■ **INFORMATION SHOWN**:
** Begin **

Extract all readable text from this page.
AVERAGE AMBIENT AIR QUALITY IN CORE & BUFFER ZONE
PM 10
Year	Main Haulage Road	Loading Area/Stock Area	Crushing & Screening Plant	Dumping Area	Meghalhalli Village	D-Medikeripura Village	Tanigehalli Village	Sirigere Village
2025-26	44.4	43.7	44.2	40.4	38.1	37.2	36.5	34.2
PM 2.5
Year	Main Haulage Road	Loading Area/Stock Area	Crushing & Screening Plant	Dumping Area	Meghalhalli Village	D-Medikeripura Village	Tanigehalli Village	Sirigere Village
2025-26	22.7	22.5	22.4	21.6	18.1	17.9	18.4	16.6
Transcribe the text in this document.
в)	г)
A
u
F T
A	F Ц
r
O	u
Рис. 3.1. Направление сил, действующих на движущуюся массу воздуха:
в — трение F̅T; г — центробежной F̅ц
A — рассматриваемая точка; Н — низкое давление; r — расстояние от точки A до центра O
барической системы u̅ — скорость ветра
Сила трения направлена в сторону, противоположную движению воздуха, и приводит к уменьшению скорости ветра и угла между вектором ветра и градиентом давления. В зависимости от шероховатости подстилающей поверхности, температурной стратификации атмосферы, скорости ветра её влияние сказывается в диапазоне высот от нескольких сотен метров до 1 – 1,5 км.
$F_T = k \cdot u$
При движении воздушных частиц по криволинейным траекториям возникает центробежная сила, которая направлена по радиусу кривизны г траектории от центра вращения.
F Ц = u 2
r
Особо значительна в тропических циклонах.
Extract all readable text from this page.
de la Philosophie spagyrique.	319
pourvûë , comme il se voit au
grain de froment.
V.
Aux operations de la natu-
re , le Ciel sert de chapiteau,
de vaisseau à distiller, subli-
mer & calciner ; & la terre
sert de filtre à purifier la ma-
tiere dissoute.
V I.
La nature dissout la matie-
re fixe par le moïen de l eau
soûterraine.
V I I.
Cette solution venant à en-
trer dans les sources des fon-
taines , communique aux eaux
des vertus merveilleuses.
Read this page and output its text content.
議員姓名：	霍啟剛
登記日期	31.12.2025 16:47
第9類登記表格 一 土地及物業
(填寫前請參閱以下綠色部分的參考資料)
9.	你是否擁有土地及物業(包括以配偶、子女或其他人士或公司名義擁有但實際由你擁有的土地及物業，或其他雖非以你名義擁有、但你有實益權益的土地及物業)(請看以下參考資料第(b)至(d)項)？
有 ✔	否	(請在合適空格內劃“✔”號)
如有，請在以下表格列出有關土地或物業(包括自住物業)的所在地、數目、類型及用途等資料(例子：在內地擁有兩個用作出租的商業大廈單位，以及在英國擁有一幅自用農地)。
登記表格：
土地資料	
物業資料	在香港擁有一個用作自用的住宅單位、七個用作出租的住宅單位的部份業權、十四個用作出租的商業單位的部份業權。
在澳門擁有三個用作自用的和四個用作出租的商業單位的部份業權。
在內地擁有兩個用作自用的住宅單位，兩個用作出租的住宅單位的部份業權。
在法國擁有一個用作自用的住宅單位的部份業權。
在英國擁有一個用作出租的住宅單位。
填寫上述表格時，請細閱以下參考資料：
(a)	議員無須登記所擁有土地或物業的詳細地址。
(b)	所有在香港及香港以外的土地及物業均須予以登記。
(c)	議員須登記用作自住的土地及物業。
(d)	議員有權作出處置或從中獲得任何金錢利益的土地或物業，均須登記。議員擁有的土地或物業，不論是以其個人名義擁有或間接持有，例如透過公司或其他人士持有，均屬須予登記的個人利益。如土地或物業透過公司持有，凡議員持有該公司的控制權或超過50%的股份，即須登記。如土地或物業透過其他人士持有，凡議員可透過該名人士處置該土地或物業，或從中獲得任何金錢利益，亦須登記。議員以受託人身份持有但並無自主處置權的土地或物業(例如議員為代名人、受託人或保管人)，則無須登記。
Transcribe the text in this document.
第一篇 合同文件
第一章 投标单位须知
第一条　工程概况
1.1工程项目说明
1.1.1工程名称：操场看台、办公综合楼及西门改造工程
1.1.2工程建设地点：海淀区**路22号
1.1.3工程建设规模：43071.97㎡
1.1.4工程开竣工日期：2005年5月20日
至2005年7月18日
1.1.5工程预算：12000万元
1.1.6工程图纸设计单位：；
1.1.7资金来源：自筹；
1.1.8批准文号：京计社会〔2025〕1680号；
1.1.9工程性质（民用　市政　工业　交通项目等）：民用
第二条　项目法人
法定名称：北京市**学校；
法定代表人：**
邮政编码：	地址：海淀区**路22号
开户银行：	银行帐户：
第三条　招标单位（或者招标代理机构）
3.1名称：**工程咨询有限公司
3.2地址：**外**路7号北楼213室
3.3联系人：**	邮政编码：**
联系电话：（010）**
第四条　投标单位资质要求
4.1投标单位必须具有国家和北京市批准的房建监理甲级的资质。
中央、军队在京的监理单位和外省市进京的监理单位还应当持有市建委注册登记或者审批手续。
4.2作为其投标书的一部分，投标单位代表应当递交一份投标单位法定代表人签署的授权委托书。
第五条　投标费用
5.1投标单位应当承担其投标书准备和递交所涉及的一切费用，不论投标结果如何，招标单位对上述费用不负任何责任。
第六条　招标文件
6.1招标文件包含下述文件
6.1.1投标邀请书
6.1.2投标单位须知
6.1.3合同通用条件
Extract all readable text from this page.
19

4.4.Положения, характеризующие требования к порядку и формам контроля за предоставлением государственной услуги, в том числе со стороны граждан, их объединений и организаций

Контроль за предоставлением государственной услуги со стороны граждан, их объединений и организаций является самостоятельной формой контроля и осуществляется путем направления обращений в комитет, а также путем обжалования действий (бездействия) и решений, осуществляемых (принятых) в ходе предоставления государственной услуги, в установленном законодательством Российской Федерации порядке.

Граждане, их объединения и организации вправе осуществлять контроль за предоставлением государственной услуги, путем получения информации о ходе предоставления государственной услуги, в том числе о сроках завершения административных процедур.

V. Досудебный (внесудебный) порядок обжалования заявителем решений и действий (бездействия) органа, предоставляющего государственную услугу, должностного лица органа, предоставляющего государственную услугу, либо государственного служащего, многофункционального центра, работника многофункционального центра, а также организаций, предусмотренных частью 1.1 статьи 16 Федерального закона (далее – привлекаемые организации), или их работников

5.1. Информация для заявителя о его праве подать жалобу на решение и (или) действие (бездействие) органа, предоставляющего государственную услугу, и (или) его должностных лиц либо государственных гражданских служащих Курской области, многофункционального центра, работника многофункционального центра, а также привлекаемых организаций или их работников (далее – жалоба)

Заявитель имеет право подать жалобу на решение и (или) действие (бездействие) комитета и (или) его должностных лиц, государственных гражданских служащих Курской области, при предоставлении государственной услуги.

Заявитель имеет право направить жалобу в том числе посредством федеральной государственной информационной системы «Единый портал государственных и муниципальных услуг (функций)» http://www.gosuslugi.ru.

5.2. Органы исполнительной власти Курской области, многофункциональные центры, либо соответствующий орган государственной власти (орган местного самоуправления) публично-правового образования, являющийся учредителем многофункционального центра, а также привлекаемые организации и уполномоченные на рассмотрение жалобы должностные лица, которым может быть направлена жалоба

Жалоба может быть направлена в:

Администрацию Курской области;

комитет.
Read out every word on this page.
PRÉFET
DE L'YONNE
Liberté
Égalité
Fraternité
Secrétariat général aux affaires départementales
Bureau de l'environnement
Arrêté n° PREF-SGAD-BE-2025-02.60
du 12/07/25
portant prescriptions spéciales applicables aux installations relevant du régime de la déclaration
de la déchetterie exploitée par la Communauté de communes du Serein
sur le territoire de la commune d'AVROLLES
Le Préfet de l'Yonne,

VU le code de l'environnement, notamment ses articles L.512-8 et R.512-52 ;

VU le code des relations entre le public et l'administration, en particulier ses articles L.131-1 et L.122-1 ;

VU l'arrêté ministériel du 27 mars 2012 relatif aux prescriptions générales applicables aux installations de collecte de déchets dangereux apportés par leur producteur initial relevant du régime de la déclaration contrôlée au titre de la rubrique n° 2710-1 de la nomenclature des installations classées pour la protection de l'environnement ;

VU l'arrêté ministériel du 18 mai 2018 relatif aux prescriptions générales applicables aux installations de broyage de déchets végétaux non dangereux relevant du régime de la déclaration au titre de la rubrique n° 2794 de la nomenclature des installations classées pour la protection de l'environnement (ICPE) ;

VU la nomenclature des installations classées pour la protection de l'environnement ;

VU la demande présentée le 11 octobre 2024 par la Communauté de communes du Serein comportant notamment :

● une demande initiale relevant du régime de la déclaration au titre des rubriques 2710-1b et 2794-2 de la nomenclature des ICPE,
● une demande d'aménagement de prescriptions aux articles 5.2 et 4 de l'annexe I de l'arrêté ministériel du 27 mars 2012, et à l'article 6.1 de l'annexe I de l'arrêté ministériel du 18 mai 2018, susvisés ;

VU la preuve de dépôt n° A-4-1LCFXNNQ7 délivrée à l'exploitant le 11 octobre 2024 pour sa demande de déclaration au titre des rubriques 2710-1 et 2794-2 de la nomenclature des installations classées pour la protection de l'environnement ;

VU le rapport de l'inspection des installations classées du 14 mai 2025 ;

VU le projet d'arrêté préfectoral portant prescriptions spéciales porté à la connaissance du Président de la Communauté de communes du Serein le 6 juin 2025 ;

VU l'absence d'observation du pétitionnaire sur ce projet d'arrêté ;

** End **

■ **EXERCISE**: Which lines include "notamment"? Copy each of them out.

■ **RESULT FOR THIS EXERCISE**:
VU le code de l'environnement, notamment ses articles L.512-8 et R.512-52 ;
VU la demande présentée le 11 octobre 2024 par la Communauté de communes du Serein comportant notamment :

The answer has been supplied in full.